**Required task**
Repeat every entry word for word, but leave the images out of your copy.

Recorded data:

━━━━

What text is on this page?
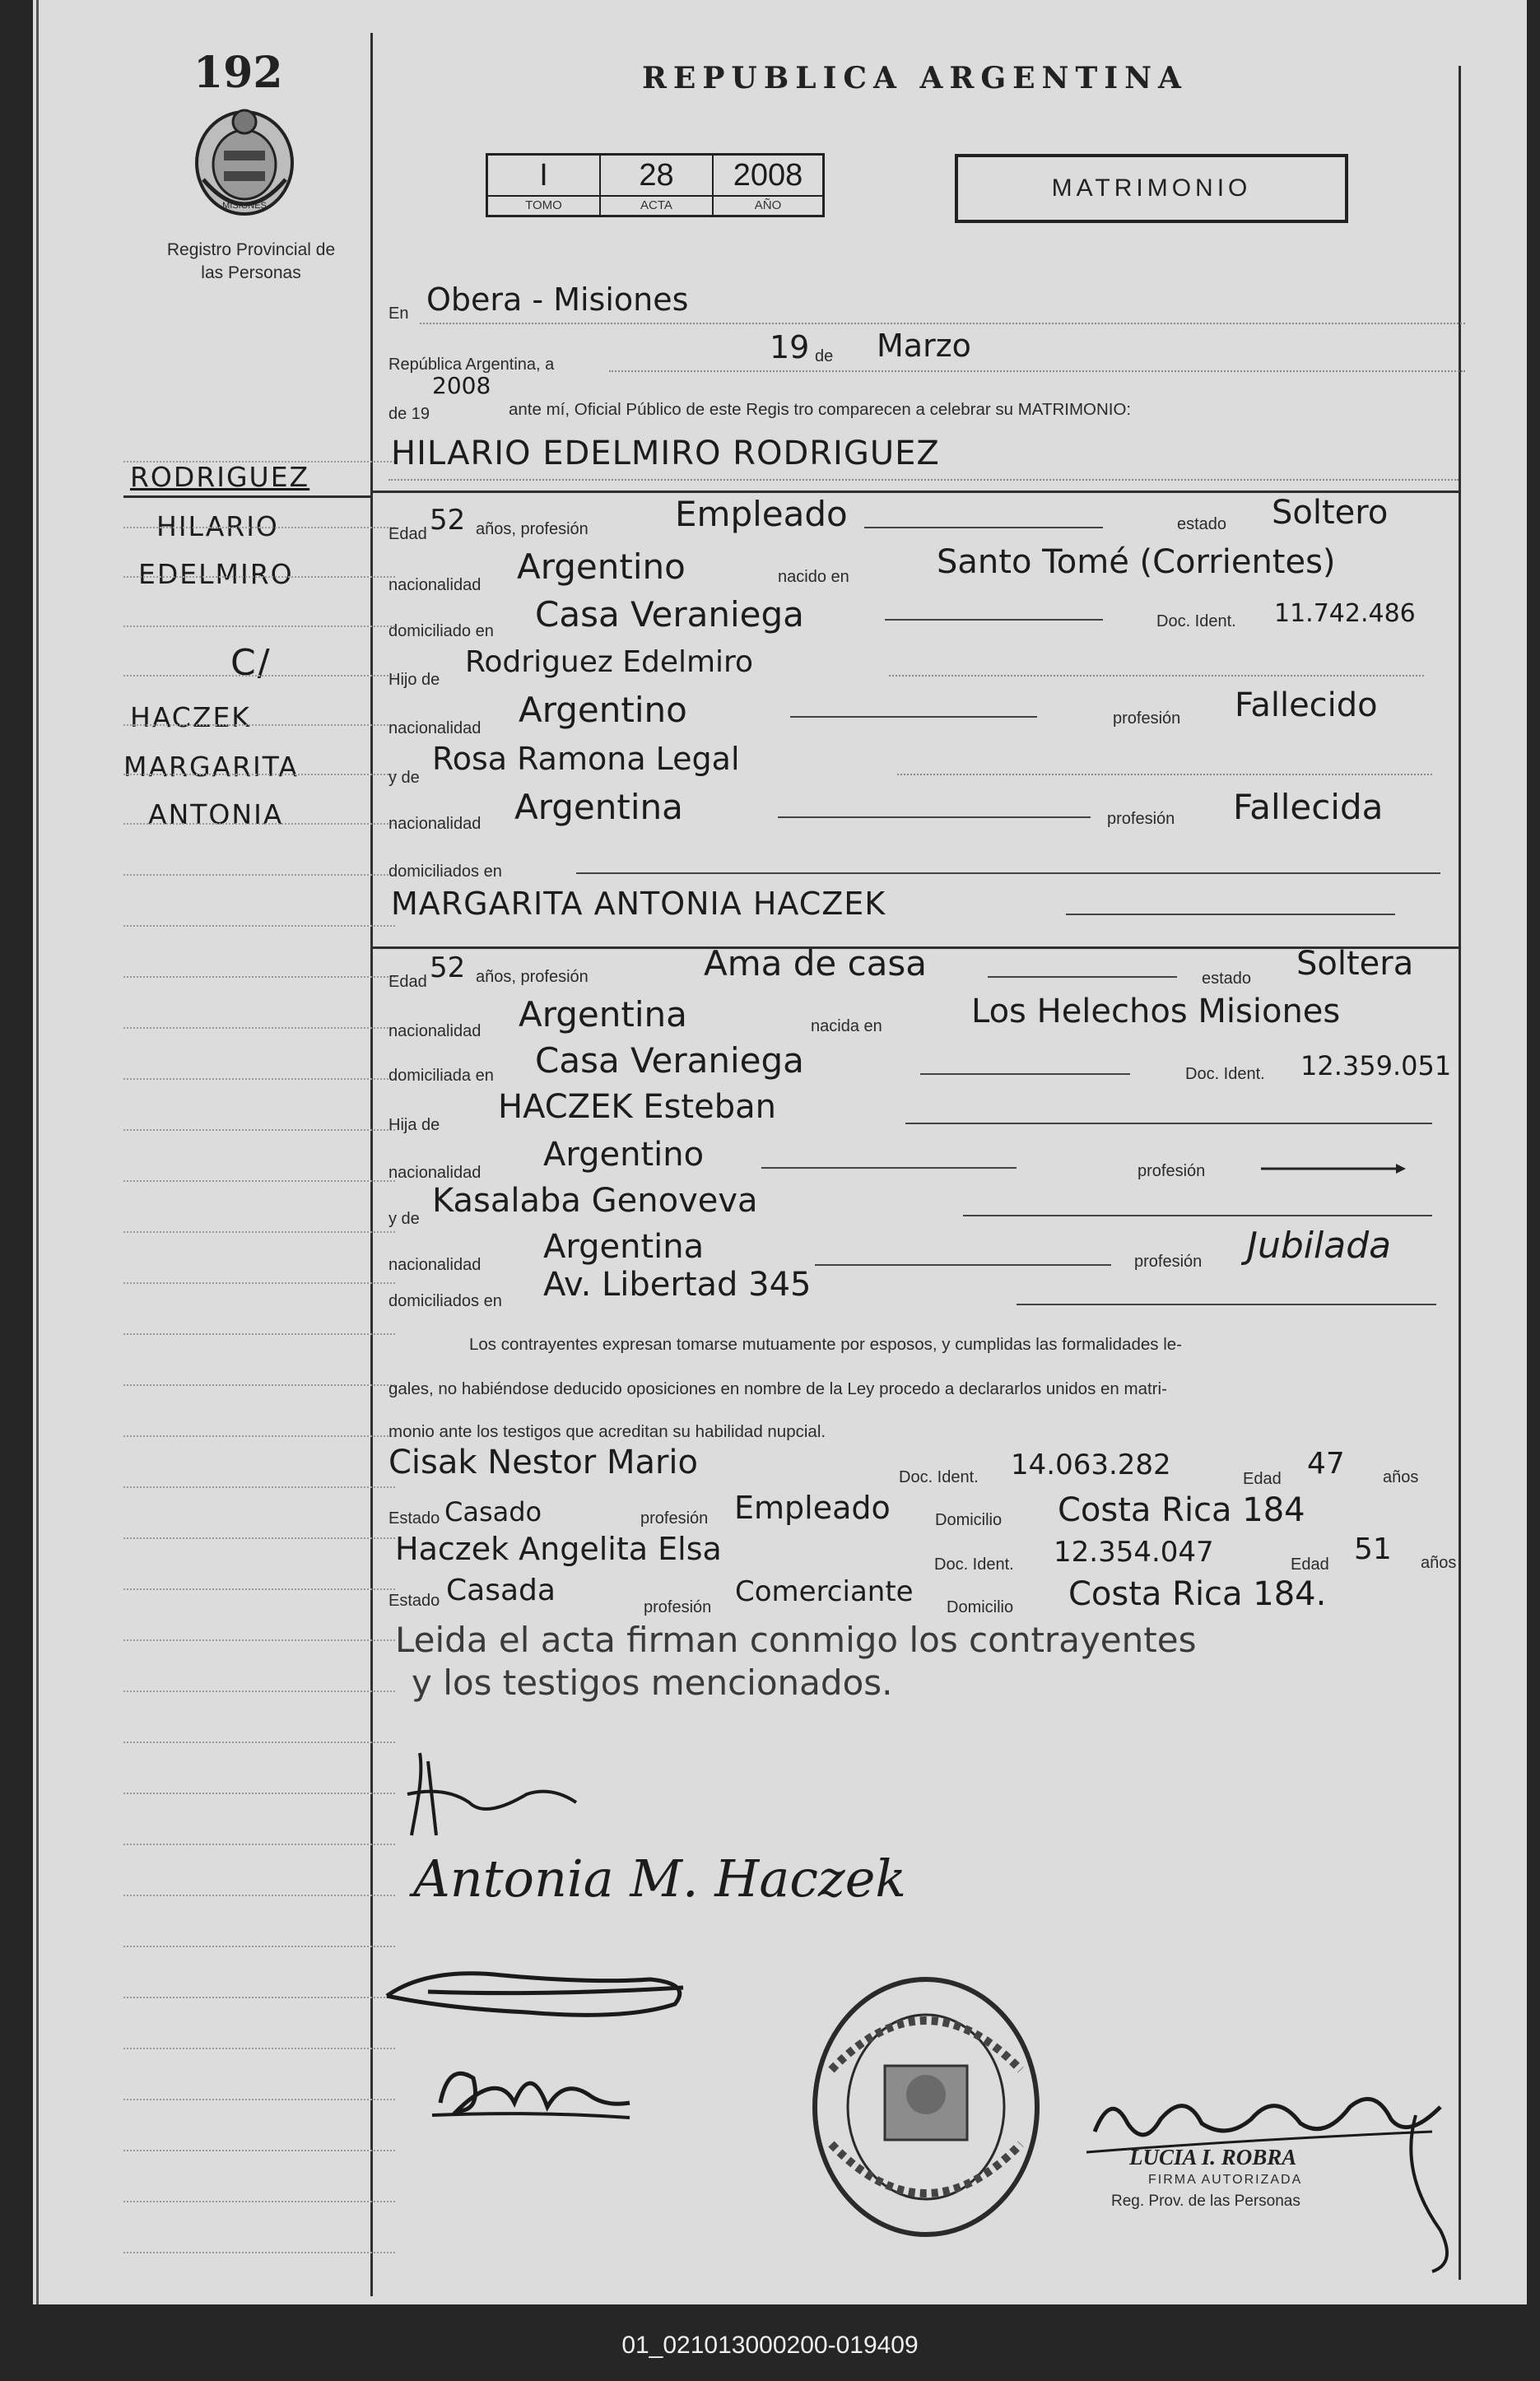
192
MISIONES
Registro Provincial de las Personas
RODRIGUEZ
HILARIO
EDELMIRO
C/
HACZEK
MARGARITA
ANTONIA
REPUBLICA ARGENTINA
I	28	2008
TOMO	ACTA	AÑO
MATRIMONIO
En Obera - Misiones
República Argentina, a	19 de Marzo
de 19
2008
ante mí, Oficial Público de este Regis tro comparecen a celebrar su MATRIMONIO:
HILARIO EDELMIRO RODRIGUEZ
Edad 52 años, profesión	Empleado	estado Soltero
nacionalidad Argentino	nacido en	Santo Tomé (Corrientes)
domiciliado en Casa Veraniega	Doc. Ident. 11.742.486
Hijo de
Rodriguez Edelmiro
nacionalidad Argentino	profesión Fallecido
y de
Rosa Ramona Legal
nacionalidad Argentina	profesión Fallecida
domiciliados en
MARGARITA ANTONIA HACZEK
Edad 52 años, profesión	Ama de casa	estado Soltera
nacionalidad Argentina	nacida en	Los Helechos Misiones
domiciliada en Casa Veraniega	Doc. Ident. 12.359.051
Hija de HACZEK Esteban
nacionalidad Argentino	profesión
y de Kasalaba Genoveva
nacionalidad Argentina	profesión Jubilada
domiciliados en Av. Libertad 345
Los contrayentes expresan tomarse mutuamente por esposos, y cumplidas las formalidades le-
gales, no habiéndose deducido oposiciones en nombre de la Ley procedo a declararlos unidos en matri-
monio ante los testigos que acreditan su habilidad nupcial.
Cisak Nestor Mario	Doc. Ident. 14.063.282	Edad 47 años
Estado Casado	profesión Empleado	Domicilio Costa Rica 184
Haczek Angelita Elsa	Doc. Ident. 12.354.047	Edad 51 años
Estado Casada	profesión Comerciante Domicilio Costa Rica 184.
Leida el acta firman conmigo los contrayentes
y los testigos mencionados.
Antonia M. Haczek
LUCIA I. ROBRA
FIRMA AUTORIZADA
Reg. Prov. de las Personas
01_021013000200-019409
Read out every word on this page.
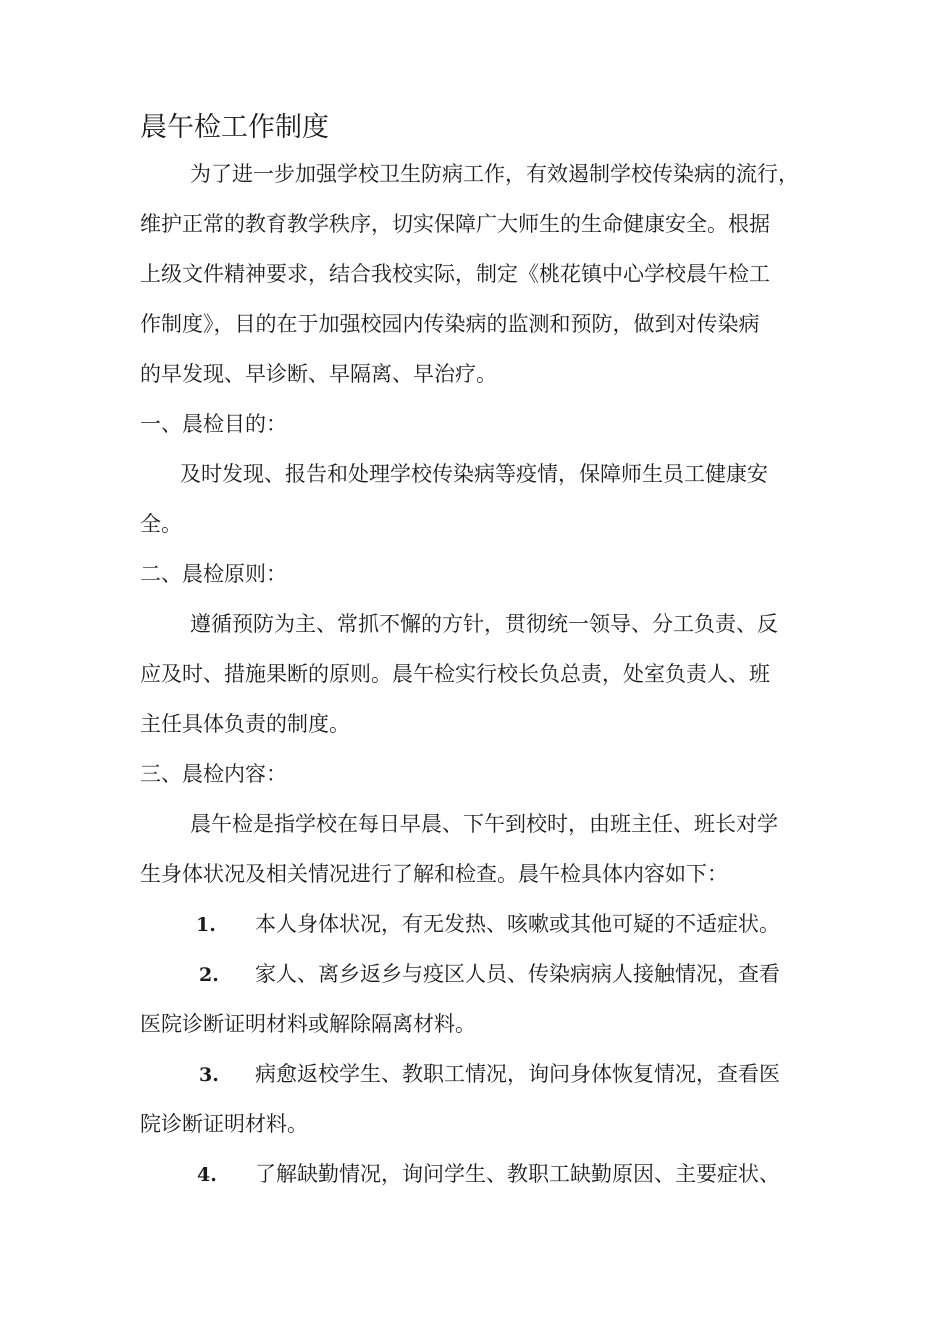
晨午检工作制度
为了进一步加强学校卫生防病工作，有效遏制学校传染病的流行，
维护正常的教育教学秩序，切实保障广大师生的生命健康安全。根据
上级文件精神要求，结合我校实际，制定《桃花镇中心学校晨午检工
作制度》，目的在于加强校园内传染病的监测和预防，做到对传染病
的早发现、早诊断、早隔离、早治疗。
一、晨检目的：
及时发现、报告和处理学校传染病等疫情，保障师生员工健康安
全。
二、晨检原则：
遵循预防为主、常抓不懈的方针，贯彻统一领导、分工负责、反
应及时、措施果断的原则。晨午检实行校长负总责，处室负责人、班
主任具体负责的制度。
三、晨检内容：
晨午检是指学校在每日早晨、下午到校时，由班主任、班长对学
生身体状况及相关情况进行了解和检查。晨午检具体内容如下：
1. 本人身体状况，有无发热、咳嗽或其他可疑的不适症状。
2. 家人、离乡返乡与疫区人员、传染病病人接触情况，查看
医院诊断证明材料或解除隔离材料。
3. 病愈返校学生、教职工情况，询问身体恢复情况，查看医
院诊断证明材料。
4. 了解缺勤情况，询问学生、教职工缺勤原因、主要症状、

━━━━

**Written solution**
What text is on this page?
192
MISIONES
Registro Provincial de las Personas
RODRIGUEZ
HILARIO
EDELMIRO
C/
HACZEK
MARGARITA
ANTONIA
REPUBLICA ARGENTINA
I	28	2008
TOMO	ACTA	AÑO
MATRIMONIO
En Obera - Misiones
República Argentina, a	19 de Marzo
de 19
2008
ante mí, Oficial Público de este Regis tro comparecen a celebrar su MATRIMONIO:
HILARIO EDELMIRO RODRIGUEZ
Edad 52 años, profesión	Empleado	estado Soltero
nacionalidad Argentino	nacido en	Santo Tomé (Corrientes)
domiciliado en Casa Veraniega	Doc. Ident. 11.742.486
Hijo de
Rodriguez Edelmiro
nacionalidad Argentino	profesión Fallecido
y de
Rosa Ramona Legal
nacionalidad Argentina	profesión Fallecida
domiciliados en
MARGARITA ANTONIA HACZEK
Edad 52 años, profesión	Ama de casa	estado Soltera
nacionalidad Argentina	nacida en	Los Helechos Misiones
domiciliada en Casa Veraniega	Doc. Ident. 12.359.051
Hija de HACZEK Esteban
nacionalidad Argentino	profesión
y de Kasalaba Genoveva
nacionalidad Argentina	profesión Jubilada
domiciliados en Av. Libertad 345
Los contrayentes expresan tomarse mutuamente por esposos, y cumplidas las formalidades le-
gales, no habiéndose deducido oposiciones en nombre de la Ley procedo a declararlos unidos en matri-
monio ante los testigos que acreditan su habilidad nupcial.
Cisak Nestor Mario	Doc. Ident. 14.063.282	Edad 47 años
Estado Casado	profesión Empleado	Domicilio Costa Rica 184
Haczek Angelita Elsa	Doc. Ident. 12.354.047	Edad 51 años
Estado Casada	profesión Comerciante Domicilio Costa Rica 184.
Leida el acta firman conmigo los contrayentes
y los testigos mencionados.
Antonia M. Haczek
LUCIA I. ROBRA
FIRMA AUTORIZADA
Reg. Prov. de las Personas
01_021013000200-019409
Read out every word on this page.
晨午检工作制度
为了进一步加强学校卫生防病工作，有效遏制学校传染病的流行，
维护正常的教育教学秩序，切实保障广大师生的生命健康安全。根据
上级文件精神要求，结合我校实际，制定《桃花镇中心学校晨午检工
作制度》，目的在于加强校园内传染病的监测和预防，做到对传染病
的早发现、早诊断、早隔离、早治疗。
一、晨检目的：
及时发现、报告和处理学校传染病等疫情，保障师生员工健康安
全。
二、晨检原则：
遵循预防为主、常抓不懈的方针，贯彻统一领导、分工负责、反
应及时、措施果断的原则。晨午检实行校长负总责，处室负责人、班
主任具体负责的制度。
三、晨检内容：
晨午检是指学校在每日早晨、下午到校时，由班主任、班长对学
生身体状况及相关情况进行了解和检查。晨午检具体内容如下：
1. 本人身体状况，有无发热、咳嗽或其他可疑的不适症状。
2. 家人、离乡返乡与疫区人员、传染病病人接触情况，查看
医院诊断证明材料或解除隔离材料。
3. 病愈返校学生、教职工情况，询问身体恢复情况，查看医
院诊断证明材料。
4. 了解缺勤情况，询问学生、教职工缺勤原因、主要症状、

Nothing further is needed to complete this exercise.